>> START EXCERPTED PASSAGE
I checked out the PR branch and your updated example in the PR still panics, though, with the exact same panic message as on main, so I'm not sure I'm understanding how it's relevant?

I have to log off for the next nine hours or so.

I just want to make sure it's clear: I appreciate the work you've done, and I'm not trying to dismiss it, I'm just trying to understand if there are specific cases this PR addresses where 1) the code is written correctly/can't be rewritten to work, and 2) the PR fixes the issue.

Oh, my mistake again! I forgot that I used read() directly in that closure, and the panic isn’t related to this PR at all. With this change, it should work correctly:

        class:selected=move || {
          selected_session
            .read()
            .is_some_and(|item| {
              item.field0().try_read().as_deref().as_ref() // here 
                == session.field0().try_read().as_deref().as_ref() // here
            })
>> END EXCERPTED PASSAGE
**EXERCISE 1:** Show each row that contains the word "viewport".
>> START WORKING DATA
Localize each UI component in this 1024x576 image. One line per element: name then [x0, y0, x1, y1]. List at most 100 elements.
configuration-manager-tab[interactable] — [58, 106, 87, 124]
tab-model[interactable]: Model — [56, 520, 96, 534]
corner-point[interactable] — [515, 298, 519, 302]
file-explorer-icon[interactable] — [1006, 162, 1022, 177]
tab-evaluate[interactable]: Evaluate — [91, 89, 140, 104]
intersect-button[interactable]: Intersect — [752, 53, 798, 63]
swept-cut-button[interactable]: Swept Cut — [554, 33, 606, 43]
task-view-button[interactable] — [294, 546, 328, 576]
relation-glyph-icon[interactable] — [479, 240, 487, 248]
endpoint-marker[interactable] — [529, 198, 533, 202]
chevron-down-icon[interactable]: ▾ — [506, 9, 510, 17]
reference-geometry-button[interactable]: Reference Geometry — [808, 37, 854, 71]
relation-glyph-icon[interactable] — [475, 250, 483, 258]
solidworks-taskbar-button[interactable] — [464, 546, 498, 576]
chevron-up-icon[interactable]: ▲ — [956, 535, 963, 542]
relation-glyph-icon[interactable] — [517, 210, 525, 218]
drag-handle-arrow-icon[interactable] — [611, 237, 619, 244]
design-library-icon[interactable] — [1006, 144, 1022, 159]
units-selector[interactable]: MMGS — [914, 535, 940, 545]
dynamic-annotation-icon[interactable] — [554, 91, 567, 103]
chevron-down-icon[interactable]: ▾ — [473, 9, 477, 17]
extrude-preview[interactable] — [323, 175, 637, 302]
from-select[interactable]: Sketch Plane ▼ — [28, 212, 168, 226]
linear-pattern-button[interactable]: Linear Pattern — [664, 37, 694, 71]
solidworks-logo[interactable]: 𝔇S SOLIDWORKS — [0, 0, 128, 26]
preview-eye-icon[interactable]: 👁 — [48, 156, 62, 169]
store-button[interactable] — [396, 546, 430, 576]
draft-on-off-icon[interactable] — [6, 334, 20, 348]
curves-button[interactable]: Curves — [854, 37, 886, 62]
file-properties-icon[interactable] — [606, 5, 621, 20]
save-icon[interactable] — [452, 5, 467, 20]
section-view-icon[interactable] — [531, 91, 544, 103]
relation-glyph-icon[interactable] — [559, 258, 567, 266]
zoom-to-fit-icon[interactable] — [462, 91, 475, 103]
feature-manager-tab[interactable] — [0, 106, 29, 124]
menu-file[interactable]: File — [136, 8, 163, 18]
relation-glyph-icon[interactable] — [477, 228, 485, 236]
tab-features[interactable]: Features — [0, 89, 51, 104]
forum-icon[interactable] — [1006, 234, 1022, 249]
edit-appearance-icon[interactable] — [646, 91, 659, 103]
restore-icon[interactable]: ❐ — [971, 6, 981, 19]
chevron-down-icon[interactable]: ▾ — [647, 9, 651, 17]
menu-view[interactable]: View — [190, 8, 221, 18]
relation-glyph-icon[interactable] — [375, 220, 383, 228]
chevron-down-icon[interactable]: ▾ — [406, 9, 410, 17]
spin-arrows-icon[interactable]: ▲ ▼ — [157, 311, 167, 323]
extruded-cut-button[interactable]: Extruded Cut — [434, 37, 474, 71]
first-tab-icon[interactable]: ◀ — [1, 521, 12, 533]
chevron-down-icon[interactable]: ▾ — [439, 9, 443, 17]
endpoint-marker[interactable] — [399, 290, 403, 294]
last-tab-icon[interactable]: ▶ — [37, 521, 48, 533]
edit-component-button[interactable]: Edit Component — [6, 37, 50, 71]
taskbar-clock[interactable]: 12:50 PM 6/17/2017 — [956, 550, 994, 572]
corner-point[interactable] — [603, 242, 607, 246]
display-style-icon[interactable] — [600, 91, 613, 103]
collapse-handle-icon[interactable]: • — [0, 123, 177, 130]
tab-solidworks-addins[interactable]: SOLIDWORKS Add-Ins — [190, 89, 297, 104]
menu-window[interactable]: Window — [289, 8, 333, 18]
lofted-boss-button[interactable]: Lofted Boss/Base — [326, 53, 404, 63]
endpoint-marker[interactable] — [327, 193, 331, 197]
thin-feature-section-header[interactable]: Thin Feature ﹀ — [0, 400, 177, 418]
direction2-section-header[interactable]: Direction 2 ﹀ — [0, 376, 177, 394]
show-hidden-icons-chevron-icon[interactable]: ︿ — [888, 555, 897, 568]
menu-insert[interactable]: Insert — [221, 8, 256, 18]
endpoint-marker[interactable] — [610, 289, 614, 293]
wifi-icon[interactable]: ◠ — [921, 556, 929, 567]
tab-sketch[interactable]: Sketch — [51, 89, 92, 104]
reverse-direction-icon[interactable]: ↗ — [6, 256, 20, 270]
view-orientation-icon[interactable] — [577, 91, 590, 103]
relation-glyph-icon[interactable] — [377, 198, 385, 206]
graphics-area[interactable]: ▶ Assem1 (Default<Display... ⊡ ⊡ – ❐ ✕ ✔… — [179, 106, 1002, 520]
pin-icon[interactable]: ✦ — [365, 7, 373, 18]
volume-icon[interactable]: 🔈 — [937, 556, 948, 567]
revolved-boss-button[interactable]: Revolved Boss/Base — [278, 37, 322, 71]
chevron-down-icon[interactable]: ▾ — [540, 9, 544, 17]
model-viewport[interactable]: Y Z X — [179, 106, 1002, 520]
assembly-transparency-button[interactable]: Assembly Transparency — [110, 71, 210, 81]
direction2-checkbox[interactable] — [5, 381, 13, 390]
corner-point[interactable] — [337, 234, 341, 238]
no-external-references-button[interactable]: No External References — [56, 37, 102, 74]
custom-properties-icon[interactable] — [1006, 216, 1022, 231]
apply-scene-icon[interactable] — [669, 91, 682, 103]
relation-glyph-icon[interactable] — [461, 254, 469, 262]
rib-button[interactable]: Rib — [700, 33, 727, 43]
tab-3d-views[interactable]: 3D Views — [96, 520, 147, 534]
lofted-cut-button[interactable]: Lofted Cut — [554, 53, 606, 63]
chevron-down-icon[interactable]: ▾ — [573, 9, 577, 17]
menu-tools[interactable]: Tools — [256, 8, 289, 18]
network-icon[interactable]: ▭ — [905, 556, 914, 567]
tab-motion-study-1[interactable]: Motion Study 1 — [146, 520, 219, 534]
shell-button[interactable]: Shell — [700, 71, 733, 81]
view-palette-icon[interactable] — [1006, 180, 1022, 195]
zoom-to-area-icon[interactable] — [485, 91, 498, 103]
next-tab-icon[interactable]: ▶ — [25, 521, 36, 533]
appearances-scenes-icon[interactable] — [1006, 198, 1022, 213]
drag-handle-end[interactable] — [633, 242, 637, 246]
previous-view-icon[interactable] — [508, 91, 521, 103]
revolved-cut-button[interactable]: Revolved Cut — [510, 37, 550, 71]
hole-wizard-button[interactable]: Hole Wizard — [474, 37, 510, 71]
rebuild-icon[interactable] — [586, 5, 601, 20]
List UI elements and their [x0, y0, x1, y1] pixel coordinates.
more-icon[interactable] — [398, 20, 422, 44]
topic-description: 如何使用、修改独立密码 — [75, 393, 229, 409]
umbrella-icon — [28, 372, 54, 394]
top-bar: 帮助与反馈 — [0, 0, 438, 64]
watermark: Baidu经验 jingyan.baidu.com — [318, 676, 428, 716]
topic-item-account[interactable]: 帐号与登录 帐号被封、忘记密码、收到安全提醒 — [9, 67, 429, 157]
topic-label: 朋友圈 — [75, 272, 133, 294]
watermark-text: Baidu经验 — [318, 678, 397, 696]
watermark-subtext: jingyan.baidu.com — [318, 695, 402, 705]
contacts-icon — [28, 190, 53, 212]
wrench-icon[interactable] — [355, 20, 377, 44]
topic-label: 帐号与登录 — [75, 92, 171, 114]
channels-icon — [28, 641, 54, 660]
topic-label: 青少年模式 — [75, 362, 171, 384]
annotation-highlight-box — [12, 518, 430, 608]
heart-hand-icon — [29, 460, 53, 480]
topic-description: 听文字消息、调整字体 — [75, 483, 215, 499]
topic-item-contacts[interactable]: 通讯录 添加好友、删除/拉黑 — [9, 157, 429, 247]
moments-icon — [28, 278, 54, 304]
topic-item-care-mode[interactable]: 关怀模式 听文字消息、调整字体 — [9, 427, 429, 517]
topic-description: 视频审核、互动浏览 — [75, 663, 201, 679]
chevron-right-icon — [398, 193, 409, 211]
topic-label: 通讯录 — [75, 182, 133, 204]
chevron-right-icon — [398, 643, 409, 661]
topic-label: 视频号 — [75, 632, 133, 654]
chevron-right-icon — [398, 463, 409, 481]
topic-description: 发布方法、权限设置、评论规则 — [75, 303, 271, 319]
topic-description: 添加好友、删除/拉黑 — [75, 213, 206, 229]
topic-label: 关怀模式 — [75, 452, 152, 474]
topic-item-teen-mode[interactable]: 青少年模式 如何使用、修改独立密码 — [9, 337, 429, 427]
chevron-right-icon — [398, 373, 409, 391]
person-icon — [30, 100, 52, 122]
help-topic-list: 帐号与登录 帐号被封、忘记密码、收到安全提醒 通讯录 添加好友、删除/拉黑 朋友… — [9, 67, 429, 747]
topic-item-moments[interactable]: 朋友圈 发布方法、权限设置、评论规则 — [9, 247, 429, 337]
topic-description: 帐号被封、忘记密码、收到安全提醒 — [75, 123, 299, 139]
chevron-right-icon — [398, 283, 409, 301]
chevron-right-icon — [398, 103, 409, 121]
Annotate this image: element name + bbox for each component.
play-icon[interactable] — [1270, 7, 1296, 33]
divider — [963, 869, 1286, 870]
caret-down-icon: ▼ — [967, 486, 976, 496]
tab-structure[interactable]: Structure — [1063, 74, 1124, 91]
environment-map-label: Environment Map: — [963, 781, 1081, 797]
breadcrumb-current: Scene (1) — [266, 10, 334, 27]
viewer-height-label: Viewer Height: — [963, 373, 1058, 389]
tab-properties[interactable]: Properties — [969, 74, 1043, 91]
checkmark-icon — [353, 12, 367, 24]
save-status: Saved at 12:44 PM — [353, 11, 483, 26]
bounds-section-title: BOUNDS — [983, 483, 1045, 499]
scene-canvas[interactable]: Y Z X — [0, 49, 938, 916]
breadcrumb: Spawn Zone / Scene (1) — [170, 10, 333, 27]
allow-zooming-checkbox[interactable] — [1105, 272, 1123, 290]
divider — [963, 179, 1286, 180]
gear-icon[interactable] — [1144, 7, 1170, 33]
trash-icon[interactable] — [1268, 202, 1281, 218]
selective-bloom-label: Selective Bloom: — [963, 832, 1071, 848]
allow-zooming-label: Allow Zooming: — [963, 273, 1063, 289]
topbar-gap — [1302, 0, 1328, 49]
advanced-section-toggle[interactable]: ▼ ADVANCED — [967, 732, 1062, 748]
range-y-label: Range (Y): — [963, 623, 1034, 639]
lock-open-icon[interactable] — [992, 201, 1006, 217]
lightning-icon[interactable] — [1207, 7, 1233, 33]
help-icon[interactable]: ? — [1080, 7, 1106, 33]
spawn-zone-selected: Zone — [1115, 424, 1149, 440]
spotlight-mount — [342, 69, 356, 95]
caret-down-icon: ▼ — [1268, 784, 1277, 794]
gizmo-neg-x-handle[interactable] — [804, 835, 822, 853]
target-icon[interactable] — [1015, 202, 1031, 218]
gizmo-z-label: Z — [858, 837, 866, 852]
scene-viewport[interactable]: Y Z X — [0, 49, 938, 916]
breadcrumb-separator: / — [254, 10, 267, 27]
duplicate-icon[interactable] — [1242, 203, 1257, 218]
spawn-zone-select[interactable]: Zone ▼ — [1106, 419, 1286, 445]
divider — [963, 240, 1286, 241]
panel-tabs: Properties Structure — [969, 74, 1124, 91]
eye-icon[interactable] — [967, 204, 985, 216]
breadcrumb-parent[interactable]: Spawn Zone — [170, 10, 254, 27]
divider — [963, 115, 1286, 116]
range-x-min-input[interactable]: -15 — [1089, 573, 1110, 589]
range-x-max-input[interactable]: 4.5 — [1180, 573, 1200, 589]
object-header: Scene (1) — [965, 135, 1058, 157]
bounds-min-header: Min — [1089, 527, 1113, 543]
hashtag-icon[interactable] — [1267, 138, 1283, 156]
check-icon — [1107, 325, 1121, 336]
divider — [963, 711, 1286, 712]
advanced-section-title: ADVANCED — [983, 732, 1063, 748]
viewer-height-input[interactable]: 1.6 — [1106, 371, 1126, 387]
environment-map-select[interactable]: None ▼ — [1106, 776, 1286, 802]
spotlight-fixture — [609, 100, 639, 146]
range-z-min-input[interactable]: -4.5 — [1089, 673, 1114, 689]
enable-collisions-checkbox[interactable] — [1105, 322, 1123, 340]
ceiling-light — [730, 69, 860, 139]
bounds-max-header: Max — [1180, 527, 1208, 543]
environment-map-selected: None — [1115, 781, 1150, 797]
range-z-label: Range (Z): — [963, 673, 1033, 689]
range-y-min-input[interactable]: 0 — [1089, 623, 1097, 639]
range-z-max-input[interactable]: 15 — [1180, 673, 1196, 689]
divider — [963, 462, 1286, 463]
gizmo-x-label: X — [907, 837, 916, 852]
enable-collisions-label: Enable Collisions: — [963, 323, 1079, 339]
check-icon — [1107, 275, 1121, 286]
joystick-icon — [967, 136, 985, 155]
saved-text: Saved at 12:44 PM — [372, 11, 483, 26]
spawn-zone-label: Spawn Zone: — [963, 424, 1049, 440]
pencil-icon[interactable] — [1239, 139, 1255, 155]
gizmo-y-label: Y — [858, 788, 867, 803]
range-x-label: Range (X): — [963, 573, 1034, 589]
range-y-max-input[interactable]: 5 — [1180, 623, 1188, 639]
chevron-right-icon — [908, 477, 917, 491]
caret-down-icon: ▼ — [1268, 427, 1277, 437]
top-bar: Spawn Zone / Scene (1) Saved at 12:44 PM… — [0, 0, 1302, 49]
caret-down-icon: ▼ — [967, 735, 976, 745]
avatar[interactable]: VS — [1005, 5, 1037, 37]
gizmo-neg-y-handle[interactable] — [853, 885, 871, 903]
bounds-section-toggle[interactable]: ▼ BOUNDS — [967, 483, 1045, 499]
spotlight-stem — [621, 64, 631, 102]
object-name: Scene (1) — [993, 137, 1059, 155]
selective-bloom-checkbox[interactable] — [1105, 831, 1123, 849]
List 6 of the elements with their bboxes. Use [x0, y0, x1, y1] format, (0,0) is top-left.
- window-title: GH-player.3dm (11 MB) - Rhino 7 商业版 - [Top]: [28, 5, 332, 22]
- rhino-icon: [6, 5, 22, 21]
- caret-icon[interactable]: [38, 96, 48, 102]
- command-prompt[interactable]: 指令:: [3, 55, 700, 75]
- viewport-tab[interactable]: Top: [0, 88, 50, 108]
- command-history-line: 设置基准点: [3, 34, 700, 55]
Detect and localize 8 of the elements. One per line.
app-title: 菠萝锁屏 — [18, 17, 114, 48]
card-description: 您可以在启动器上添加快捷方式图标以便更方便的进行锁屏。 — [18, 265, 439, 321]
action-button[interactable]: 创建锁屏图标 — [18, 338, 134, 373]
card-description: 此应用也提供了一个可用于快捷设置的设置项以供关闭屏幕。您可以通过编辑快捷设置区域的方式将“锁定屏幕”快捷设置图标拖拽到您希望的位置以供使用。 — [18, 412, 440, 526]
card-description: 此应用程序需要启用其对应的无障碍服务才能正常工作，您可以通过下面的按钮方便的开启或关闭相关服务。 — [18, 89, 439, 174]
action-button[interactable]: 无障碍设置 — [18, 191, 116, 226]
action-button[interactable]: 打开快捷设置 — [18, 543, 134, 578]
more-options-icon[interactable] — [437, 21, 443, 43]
>> END WORKING DATA
**EXERCISE 2:**
Answer these questions about the PR discussion:
(a) For roughly how many hours does the writer have to log off?
(b) Which method had been used directly in the closure and caused the panic?
(c) In the corrected code, which method is called on `item.field0()` and on `session.field0()`?

**COMPLETE OUTPUT 1:**
model-viewport[interactable]: Y Z X — [179, 106, 1002, 520]
scene-viewport[interactable]: Y Z X — [0, 49, 938, 916]
- viewport-tab[interactable]: Top: [0, 88, 50, 108]

**COMPLETE OUTPUT 2:**
(a) About nine hours.
(b) `read()`
(c) `try_read()`